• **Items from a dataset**
-*-
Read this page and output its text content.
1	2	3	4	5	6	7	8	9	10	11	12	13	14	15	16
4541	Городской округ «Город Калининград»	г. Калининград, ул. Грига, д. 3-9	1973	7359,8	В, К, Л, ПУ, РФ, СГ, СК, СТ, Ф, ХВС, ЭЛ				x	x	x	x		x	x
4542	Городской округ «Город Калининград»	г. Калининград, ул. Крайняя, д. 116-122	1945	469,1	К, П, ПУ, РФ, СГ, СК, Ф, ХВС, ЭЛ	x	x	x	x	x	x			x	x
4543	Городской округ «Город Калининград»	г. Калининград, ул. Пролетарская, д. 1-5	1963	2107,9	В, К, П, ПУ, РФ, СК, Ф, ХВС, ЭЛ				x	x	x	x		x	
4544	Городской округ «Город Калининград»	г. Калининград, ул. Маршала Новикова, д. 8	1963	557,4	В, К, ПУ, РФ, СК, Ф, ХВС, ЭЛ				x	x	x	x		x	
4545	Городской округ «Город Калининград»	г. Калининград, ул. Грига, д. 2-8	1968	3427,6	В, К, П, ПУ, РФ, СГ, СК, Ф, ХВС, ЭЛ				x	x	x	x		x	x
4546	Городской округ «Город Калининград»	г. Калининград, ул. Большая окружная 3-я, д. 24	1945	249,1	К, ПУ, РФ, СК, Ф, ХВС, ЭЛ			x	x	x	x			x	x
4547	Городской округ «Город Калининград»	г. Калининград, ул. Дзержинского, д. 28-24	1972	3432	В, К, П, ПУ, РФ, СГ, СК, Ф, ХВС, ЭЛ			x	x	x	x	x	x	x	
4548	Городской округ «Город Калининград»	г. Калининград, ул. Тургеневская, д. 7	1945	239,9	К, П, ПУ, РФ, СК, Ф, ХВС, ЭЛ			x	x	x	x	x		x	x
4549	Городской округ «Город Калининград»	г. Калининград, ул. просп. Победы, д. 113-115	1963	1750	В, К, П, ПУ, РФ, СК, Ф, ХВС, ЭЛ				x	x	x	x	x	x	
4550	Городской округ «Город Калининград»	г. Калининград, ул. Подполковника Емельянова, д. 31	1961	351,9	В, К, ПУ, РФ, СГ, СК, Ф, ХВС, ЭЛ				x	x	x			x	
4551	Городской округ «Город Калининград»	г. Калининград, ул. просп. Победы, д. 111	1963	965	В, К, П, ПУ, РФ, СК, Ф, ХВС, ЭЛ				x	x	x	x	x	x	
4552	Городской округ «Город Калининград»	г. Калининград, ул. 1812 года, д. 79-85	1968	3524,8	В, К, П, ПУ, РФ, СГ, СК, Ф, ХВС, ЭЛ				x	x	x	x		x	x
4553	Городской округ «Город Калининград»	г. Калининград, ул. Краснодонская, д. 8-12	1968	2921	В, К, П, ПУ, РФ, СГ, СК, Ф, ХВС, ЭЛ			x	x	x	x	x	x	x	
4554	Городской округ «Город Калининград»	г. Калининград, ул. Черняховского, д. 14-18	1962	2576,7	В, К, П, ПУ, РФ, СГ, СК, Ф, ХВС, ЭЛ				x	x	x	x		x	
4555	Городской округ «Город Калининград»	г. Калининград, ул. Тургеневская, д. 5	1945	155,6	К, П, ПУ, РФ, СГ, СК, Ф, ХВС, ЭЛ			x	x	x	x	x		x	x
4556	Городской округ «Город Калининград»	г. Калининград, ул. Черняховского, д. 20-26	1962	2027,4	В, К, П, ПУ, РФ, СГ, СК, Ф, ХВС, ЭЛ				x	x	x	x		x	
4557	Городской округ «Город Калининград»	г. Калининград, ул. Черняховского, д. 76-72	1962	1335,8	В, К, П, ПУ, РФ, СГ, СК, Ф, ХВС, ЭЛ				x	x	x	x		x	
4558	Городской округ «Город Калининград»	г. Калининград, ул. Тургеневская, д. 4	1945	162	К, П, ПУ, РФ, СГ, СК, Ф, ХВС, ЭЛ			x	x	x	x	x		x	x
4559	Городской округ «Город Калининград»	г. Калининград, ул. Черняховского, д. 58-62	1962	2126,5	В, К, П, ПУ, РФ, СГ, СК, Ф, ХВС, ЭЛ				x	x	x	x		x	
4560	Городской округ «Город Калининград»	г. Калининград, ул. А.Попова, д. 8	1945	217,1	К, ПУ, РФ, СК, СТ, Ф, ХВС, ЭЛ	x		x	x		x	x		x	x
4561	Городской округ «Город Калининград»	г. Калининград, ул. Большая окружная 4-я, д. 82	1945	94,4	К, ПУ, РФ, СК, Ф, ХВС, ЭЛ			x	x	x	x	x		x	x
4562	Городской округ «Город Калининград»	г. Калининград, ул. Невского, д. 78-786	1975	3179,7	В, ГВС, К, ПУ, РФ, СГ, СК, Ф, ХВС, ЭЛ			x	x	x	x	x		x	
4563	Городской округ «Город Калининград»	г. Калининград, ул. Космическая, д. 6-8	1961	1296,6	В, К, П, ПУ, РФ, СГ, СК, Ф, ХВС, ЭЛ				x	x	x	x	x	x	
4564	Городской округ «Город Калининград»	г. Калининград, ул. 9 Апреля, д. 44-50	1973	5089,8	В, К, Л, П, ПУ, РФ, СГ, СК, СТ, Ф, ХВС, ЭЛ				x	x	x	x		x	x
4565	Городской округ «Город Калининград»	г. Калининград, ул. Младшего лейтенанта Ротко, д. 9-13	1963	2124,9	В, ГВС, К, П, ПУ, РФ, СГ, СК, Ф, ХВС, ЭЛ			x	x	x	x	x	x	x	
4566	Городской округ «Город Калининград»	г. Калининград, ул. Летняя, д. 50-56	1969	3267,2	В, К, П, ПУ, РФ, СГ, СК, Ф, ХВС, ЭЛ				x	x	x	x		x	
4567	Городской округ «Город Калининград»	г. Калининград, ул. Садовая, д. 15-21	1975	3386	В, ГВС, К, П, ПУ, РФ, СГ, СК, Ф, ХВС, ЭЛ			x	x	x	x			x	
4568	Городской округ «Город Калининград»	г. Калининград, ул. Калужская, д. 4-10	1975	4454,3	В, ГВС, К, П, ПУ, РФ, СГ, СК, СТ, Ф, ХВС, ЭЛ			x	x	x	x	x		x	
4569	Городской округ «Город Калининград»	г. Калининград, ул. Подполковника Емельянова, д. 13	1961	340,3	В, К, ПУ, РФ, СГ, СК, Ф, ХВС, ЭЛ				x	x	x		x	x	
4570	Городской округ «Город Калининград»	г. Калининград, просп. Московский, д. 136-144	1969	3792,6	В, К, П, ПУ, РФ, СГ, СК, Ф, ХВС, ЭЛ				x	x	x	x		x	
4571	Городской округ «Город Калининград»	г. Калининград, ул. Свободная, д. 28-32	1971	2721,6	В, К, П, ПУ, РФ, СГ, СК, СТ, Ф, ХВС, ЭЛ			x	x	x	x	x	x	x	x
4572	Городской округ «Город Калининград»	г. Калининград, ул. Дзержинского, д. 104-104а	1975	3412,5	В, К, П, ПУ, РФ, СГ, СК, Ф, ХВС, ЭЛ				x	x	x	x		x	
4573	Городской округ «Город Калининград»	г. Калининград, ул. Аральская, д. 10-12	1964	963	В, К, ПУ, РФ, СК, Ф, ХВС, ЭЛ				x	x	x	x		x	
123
-*-
Every line of the listing that holds "Подполковника" should be found and copied.

• **Final result**
4550	Городской округ «Город Калининград»	г. Калининград, ул. Подполковника Емельянова, д. 31	1961	351,9	В, К, ПУ, РФ, СГ, СК, Ф, ХВС, ЭЛ				x	x	x			x	
4569	Городской округ «Город Калининград»	г. Калининград, ул. Подполковника Емельянова, д. 13	1961	340,3	В, К, ПУ, РФ, СГ, СК, Ф, ХВС, ЭЛ				x	x	x		x	x	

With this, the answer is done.